What to produce
Copy out the items verbatim, from the line with "staticText: (创建于2020-04-07) bbox=[250, 1248, 593, 1302]" up to and including the line with "button[interactable]: 持仓股票收益分析 bbox=[341, 1099, 784, 1172]".
** Start of Records to use **
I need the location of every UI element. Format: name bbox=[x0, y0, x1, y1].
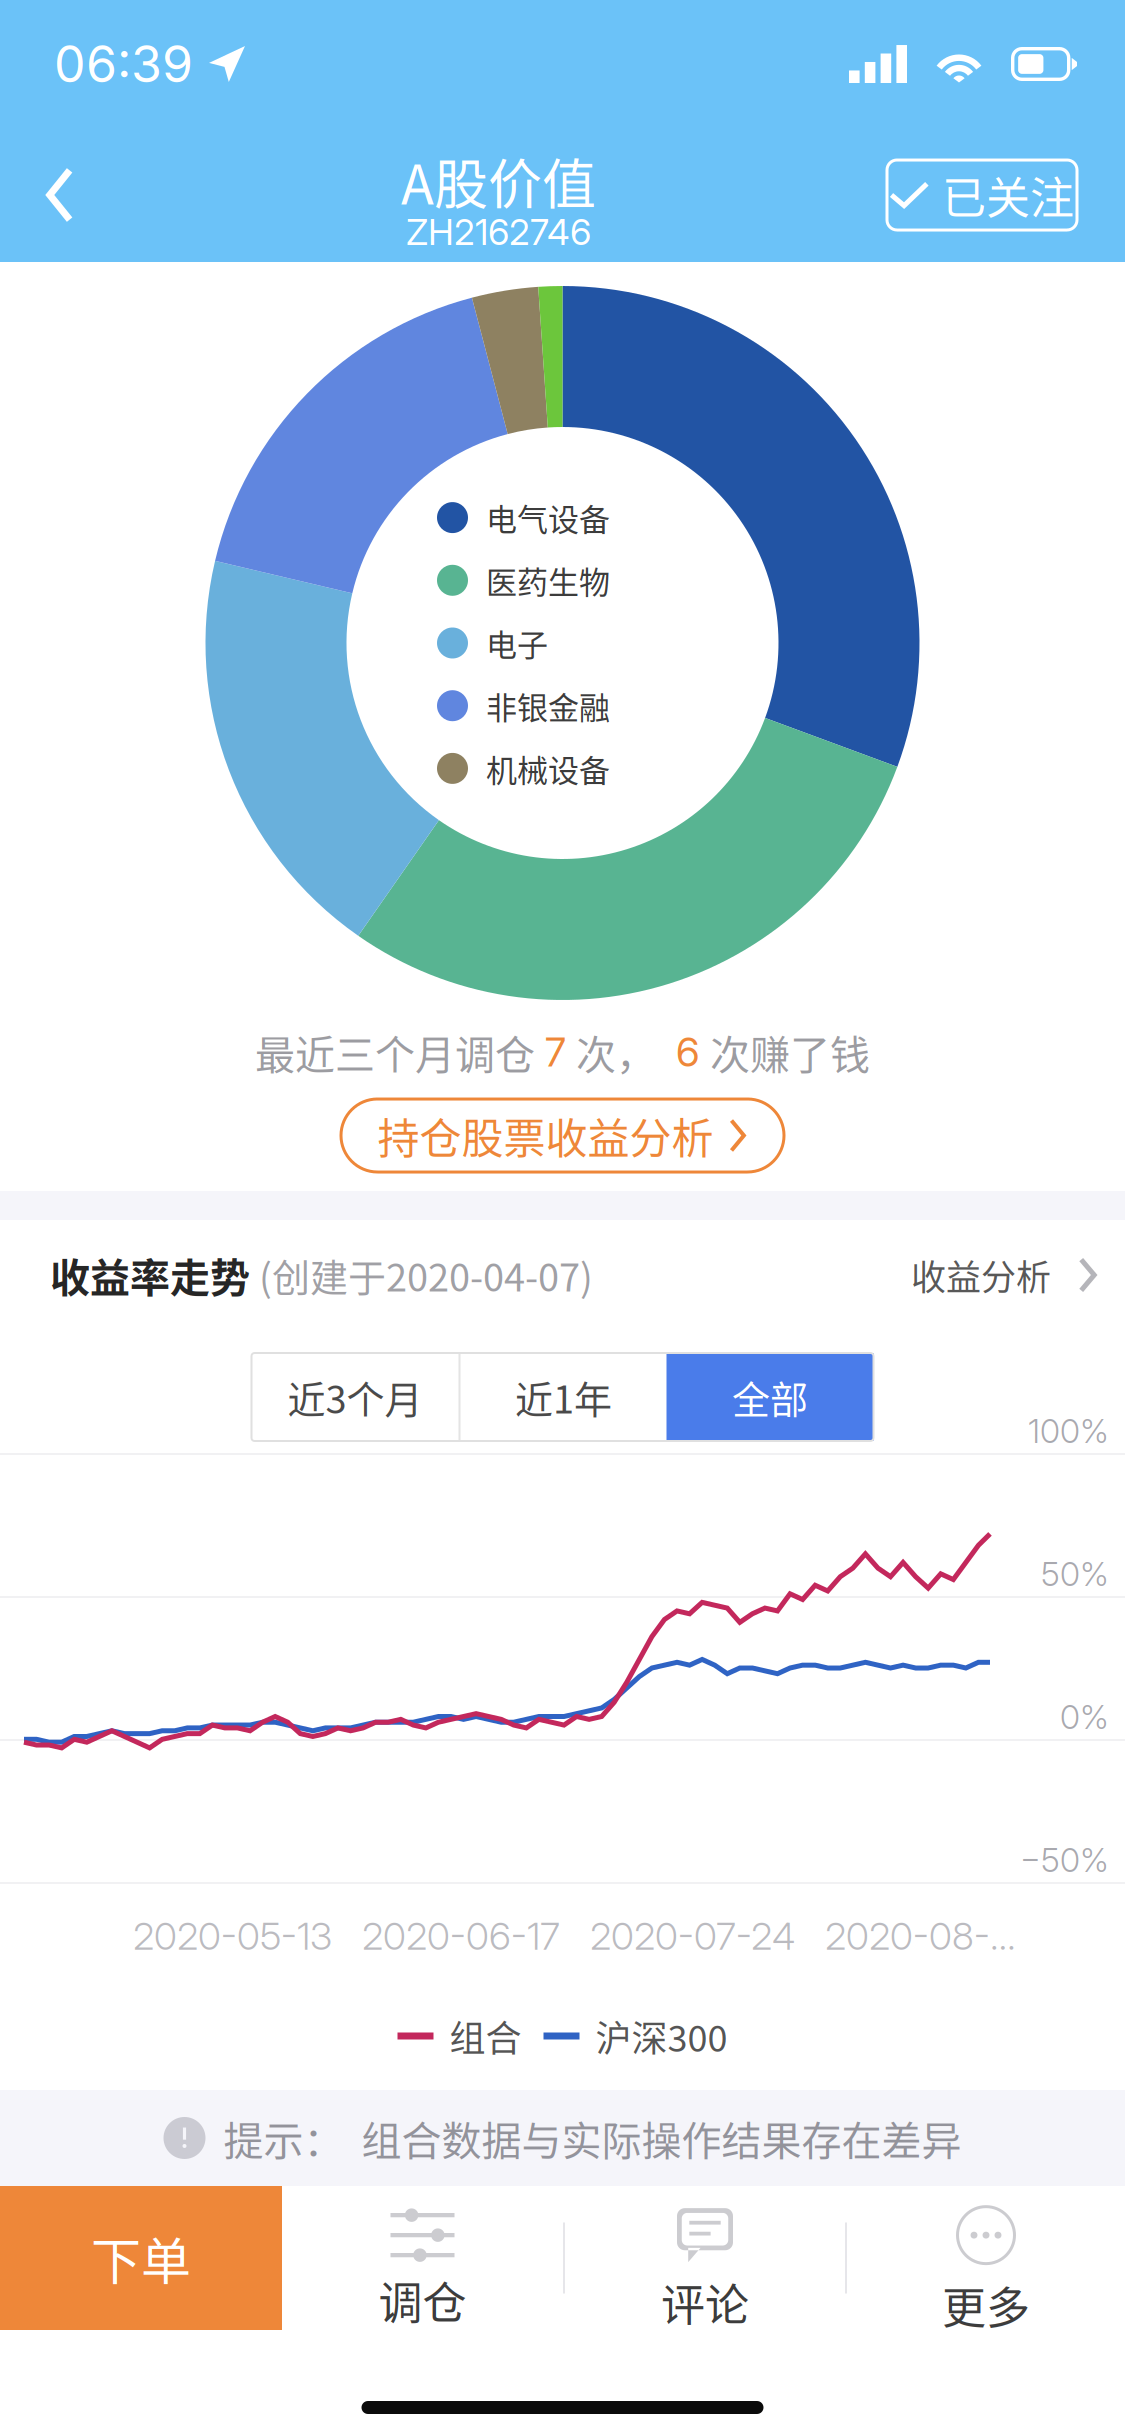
staticText: (创建于2020-04-07) bbox=[250, 1248, 593, 1302]
staticText: 2020-07-24 bbox=[590, 1913, 795, 1959]
staticText: 收益分析 bbox=[911, 1250, 1051, 1300]
staticText: 2020-06-17 bbox=[362, 1913, 560, 1959]
staticText: 2020-05-13 bbox=[133, 1913, 332, 1959]
button[interactable]: 已关注 bbox=[887, 160, 1077, 230]
staticText: −50% bbox=[1020, 1840, 1109, 1880]
staticText: 持仓股票收益分析 bbox=[378, 1105, 714, 1166]
staticText: 提示： 组合数据与实际操作结果存在差异 bbox=[206, 2109, 962, 2167]
staticText: 沪深300 bbox=[580, 2010, 728, 2062]
staticText: 组合 bbox=[434, 2010, 522, 2062]
button[interactable]: 近3个月 bbox=[252, 1353, 458, 1441]
staticText: 最近三个月调仓 bbox=[255, 1023, 535, 1081]
staticText: 近3个月 bbox=[288, 1370, 422, 1424]
staticText: 非银金融 bbox=[486, 683, 610, 728]
staticText: ZH2162746 bbox=[406, 210, 591, 254]
staticText: 近1年 bbox=[515, 1370, 612, 1424]
button[interactable]: 近1年 bbox=[460, 1353, 666, 1441]
staticText: 50% bbox=[1041, 1554, 1109, 1594]
staticText: 机械设备 bbox=[486, 746, 610, 791]
staticText: 全部 bbox=[732, 1370, 808, 1424]
staticText: 6 bbox=[656, 1028, 710, 1076]
staticText: 2020-08-… bbox=[825, 1913, 1016, 1959]
button[interactable]: 持仓股票收益分析 bbox=[341, 1099, 784, 1172]
staticText: 次， bbox=[576, 1023, 656, 1081]
staticText: 调仓 bbox=[378, 2268, 466, 2332]
staticText: 次赚了钱 bbox=[710, 1023, 870, 1081]
staticText: 医药生物 bbox=[486, 558, 610, 603]
button[interactable]: 调仓 bbox=[282, 2186, 563, 2330]
staticText: 100% bbox=[1028, 1411, 1109, 1451]
staticText: A股价值 bbox=[401, 142, 596, 220]
staticText: 已关注 bbox=[942, 163, 1074, 227]
staticText: 电子 bbox=[486, 621, 548, 666]
staticText: 评论 bbox=[661, 2270, 749, 2334]
button[interactable]: 更多 bbox=[847, 2186, 1125, 2330]
staticText: 0% bbox=[1060, 1697, 1109, 1737]
staticText: 更多 bbox=[942, 2273, 1030, 2337]
button[interactable]: 下单 bbox=[0, 2186, 282, 2330]
staticText: 下单 bbox=[91, 2222, 191, 2294]
button[interactable]: Back bbox=[0, 128, 110, 262]
staticText: 电气设备 bbox=[486, 495, 610, 540]
button[interactable]: 收益分析 bbox=[911, 1220, 1098, 1330]
button[interactable]: 全部 bbox=[666, 1353, 874, 1441]
staticText: 06:39 bbox=[54, 34, 193, 94]
staticText: 收益率走势 bbox=[50, 1246, 250, 1304]
staticText: 7 bbox=[535, 1028, 576, 1076]
button[interactable]: 评论 bbox=[565, 2186, 845, 2330]
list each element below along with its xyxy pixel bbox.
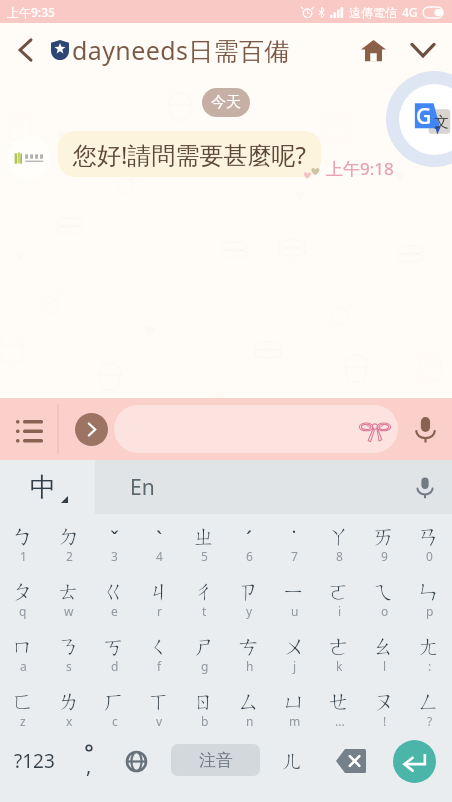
button[interactable]: ㄇ [0, 624, 46, 679]
button[interactable]: Delete [327, 740, 375, 782]
button[interactable]: 中 [0, 460, 95, 514]
button[interactable]: ㄢ [407, 514, 452, 569]
button[interactable]: ㄩ [272, 679, 317, 734]
staticText: ㄤ [418, 633, 441, 661]
button[interactable]: ㄡ [362, 679, 407, 734]
staticText: j [293, 658, 297, 674]
button[interactable]: Expand [404, 31, 442, 69]
staticText: p [426, 603, 434, 619]
button[interactable]: ㄞ [362, 514, 407, 569]
button[interactable]: ㄒ [137, 679, 182, 734]
button[interactable]: Voice message [398, 398, 452, 460]
staticText: En [130, 473, 155, 502]
staticText: 9 [381, 548, 388, 564]
staticText: 2 [66, 548, 73, 564]
staticText: i [338, 603, 342, 619]
button[interactable]: ㄠ [362, 624, 407, 679]
button[interactable]: ㄚ [317, 514, 362, 569]
button[interactable]: ㄥ [407, 679, 452, 734]
staticText: ㄓ [193, 523, 216, 551]
button[interactable]: ㄧ [272, 569, 317, 624]
staticText: s [66, 658, 72, 674]
button[interactable]: ㄣ [407, 569, 452, 624]
button[interactable]: ㄑ [137, 624, 182, 679]
staticText: ˋ [156, 523, 163, 553]
staticText: 4 [156, 548, 163, 564]
staticText: 3 [111, 548, 118, 564]
button[interactable]: Back [8, 33, 42, 67]
button[interactable]: ㄋ [46, 624, 92, 679]
staticText: ㄍ [103, 578, 126, 606]
staticText: ㄇ [12, 633, 35, 661]
button[interactable]: ㄍ [92, 569, 137, 624]
staticText: f [157, 658, 162, 674]
button[interactable]: ㄛ [317, 569, 362, 624]
button[interactable]: ㄤ [407, 624, 452, 679]
staticText: t [202, 603, 207, 619]
button[interactable]: ?123 [3, 731, 65, 791]
button[interactable]: ˋ [137, 514, 182, 569]
staticText: 5 [201, 548, 208, 564]
staticText: ㄡ [373, 688, 396, 716]
button[interactable]: ˇ [92, 514, 137, 569]
button[interactable] [114, 405, 398, 453]
staticText: 0 [426, 548, 433, 564]
button[interactable]: Change language [112, 731, 160, 791]
button[interactable]: ㄙ [227, 679, 272, 734]
button[interactable]: ㄅ [0, 514, 46, 569]
button[interactable]: , [66, 731, 111, 791]
staticText: ㄨ [283, 633, 306, 661]
button[interactable]: More [75, 413, 108, 446]
button[interactable]: ㄨ [272, 624, 317, 679]
staticText: l [383, 658, 387, 674]
button[interactable]: ㄟ [362, 569, 407, 624]
button[interactable]: ㄜ [317, 624, 362, 679]
staticText: ㄉ [58, 523, 81, 551]
button[interactable]: Menu [0, 398, 58, 460]
button[interactable]: ㄊ [46, 569, 92, 624]
button[interactable]: ㄉ [46, 514, 92, 569]
button[interactable]: ㄈ [0, 679, 46, 734]
staticText: ㄊ [58, 578, 81, 606]
button[interactable]: ㄕ [182, 624, 227, 679]
button[interactable]: ˊ [227, 514, 272, 569]
button[interactable]: Google Translate [399, 84, 452, 155]
button[interactable]: ㄐ [137, 569, 182, 624]
staticText: ㄚ [328, 523, 351, 551]
button[interactable]: ㄖ [182, 679, 227, 734]
button[interactable]: ㄝ [317, 679, 362, 734]
staticText: c [112, 713, 118, 729]
button[interactable]: ㄎ [92, 624, 137, 679]
staticText: 上午9:35 [7, 4, 55, 20]
staticText: k [336, 658, 343, 674]
button[interactable]: ㄘ [227, 624, 272, 679]
button[interactable]: ㄔ [182, 569, 227, 624]
staticText: 文 [434, 113, 449, 132]
staticText: ㄒ [148, 688, 171, 716]
staticText: ㄣ [418, 578, 441, 606]
staticText: 7 [291, 548, 298, 564]
staticText: dayneeds日需百備 [72, 33, 290, 67]
staticText: 上午9:18 [326, 157, 394, 180]
button[interactable]: ㄦ [270, 731, 316, 791]
staticText: w [64, 603, 74, 619]
button[interactable]: 注音 [171, 744, 260, 776]
button[interactable]: Voice input [398, 460, 452, 514]
button[interactable]: ㄆ [0, 569, 46, 624]
button[interactable]: 您好!請問需要甚麼呢? [58, 131, 321, 177]
staticText: e [111, 603, 118, 619]
button[interactable]: En [95, 460, 398, 514]
staticText: ... [335, 713, 345, 729]
button[interactable]: Enter [393, 740, 436, 783]
staticText: ㄞ [373, 523, 396, 551]
button[interactable]: ㄌ [46, 679, 92, 734]
staticText: G [416, 102, 432, 131]
button[interactable]: Home [354, 31, 392, 69]
staticText: ㄗ [238, 578, 261, 606]
button[interactable]: ˙ [272, 514, 317, 569]
button[interactable]: 今天 [202, 88, 250, 117]
button[interactable]: ㄗ [227, 569, 272, 624]
staticText: ㄘ [238, 633, 261, 661]
button[interactable]: ㄓ [182, 514, 227, 569]
button[interactable]: ㄏ [92, 679, 137, 734]
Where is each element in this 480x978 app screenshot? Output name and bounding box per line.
** End of Records to use **
Solution to this problem
staticText: (创建于2020-04-07) bbox=[250, 1248, 593, 1302]
staticText: 2020-07-24 bbox=[590, 1913, 795, 1959]
staticText: 收益分析 bbox=[911, 1250, 1051, 1300]
staticText: 2020-06-17 bbox=[362, 1913, 560, 1959]
staticText: 2020-05-13 bbox=[133, 1913, 332, 1959]
button[interactable]: 已关注 bbox=[887, 160, 1077, 230]
staticText: −50% bbox=[1020, 1840, 1109, 1880]
staticText: 持仓股票收益分析 bbox=[378, 1105, 714, 1166]
staticText: 提示： 组合数据与实际操作结果存在差异 bbox=[206, 2109, 962, 2167]
staticText: 沪深300 bbox=[580, 2010, 728, 2062]
staticText: 组合 bbox=[434, 2010, 522, 2062]
button[interactable]: 近3个月 bbox=[252, 1353, 458, 1441]
staticText: 最近三个月调仓 bbox=[255, 1023, 535, 1081]
staticText: 近3个月 bbox=[288, 1370, 422, 1424]
staticText: 非银金融 bbox=[486, 683, 610, 728]
staticText: ZH2162746 bbox=[406, 210, 591, 254]
staticText: 近1年 bbox=[515, 1370, 612, 1424]
button[interactable]: 近1年 bbox=[460, 1353, 666, 1441]
staticText: 50% bbox=[1041, 1554, 1109, 1594]
staticText: 机械设备 bbox=[486, 746, 610, 791]
staticText: 全部 bbox=[732, 1370, 808, 1424]
staticText: 6 bbox=[656, 1028, 710, 1076]
staticText: 2020-08-… bbox=[825, 1913, 1016, 1959]
button[interactable]: 持仓股票收益分析 bbox=[341, 1099, 784, 1172]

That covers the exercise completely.